**WHAT YOU SHOULD DO**
Recast every line of the material below as a numbered list, omitting any blank lines.

Source records
- - - -

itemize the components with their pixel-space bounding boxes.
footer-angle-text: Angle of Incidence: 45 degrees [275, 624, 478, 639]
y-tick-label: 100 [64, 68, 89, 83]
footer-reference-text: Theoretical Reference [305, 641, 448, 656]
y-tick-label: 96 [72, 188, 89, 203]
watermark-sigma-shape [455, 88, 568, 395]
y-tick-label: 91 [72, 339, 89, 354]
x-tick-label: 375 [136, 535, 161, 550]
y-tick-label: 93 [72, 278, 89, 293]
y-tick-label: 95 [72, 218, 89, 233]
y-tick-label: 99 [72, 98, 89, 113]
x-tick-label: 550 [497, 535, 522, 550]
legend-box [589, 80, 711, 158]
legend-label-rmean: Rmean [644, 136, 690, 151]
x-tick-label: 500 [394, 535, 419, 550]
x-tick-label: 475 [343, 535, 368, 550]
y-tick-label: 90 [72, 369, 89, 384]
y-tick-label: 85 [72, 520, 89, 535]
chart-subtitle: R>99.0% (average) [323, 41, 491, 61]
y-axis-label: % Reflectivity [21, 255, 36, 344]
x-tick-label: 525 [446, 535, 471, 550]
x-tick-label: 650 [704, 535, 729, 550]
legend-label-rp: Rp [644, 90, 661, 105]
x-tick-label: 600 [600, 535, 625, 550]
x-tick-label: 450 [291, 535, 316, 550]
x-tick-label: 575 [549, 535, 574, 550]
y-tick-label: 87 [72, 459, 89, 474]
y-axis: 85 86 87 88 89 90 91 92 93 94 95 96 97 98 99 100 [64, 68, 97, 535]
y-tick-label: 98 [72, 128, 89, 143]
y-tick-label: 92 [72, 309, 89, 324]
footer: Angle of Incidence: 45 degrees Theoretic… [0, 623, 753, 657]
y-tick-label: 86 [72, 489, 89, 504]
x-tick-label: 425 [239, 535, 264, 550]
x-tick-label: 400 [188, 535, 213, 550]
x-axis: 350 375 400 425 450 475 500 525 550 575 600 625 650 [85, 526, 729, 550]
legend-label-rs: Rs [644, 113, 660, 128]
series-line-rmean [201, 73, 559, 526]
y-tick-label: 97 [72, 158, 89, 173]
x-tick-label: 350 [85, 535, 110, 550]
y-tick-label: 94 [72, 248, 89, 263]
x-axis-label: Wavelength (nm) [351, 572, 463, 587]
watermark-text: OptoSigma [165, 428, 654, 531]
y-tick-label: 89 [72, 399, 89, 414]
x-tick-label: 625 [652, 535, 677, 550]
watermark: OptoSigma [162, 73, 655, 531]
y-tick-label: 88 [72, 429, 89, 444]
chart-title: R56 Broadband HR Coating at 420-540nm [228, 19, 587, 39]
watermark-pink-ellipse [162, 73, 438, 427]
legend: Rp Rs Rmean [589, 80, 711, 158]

- - - -

**EXERCISE RESULT**
1. itemize the components with their pixel-space bounding boxes.
2. footer-angle-text: Angle of Incidence: 45 degrees [275, 624, 478, 639]
3. y-tick-label: 100 [64, 68, 89, 83]
4. footer-reference-text: Theoretical Reference [305, 641, 448, 656]
5. y-tick-label: 96 [72, 188, 89, 203]
6. watermark-sigma-shape [455, 88, 568, 395]
7. y-tick-label: 91 [72, 339, 89, 354]
8. x-tick-label: 375 [136, 535, 161, 550]
9. y-tick-label: 93 [72, 278, 89, 293]
10. y-tick-label: 95 [72, 218, 89, 233]
11. y-tick-label: 99 [72, 98, 89, 113]
12. x-tick-label: 550 [497, 535, 522, 550]
13. legend-box [589, 80, 711, 158]
14. legend-label-rmean: Rmean [644, 136, 690, 151]
15. x-tick-label: 500 [394, 535, 419, 550]
16. x-tick-label: 475 [343, 535, 368, 550]
17. y-tick-label: 90 [72, 369, 89, 384]
18. y-tick-label: 85 [72, 520, 89, 535]
19. chart-subtitle: R>99.0% (average) [323, 41, 491, 61]
20. y-axis-label: % Reflectivity [21, 255, 36, 344]
21. x-tick-label: 525 [446, 535, 471, 550]
22. x-tick-label: 650 [704, 535, 729, 550]
23. legend-label-rp: Rp [644, 90, 661, 105]
24. x-tick-label: 600 [600, 535, 625, 550]
25. x-tick-label: 450 [291, 535, 316, 550]
26. x-tick-label: 575 [549, 535, 574, 550]
27. y-tick-label: 87 [72, 459, 89, 474]
28. y-axis: 85 86 87 88 89 90 91 92 93 94 95 96 97 98 99 100 [64, 68, 97, 535]
29. y-tick-label: 98 [72, 128, 89, 143]
30. y-tick-label: 92 [72, 309, 89, 324]
31. footer: Angle of Incidence: 45 degrees Theoretic… [0, 623, 753, 657]
32. y-tick-label: 86 [72, 489, 89, 504]
33. x-tick-label: 425 [239, 535, 264, 550]
34. x-tick-label: 400 [188, 535, 213, 550]
35. x-axis: 350 375 400 425 450 475 500 525 550 575 600 625 650 [85, 526, 729, 550]
36. legend-label-rs: Rs [644, 113, 660, 128]
37. series-line-rmean [201, 73, 559, 526]
38. y-tick-label: 97 [72, 158, 89, 173]
39. x-tick-label: 350 [85, 535, 110, 550]
40. y-tick-label: 94 [72, 248, 89, 263]
41. x-axis-label: Wavelength (nm) [351, 572, 463, 587]
42. watermark-text: OptoSigma [165, 428, 654, 531]
43. y-tick-label: 89 [72, 399, 89, 414]
44. x-tick-label: 625 [652, 535, 677, 550]
45. watermark: OptoSigma [162, 73, 655, 531]
46. y-tick-label: 88 [72, 429, 89, 444]
47. chart-title: R56 Broadband HR Coating at 420-540nm [228, 19, 587, 39]
48. watermark-pink-ellipse [162, 73, 438, 427]
49. legend: Rp Rs Rmean [589, 80, 711, 158]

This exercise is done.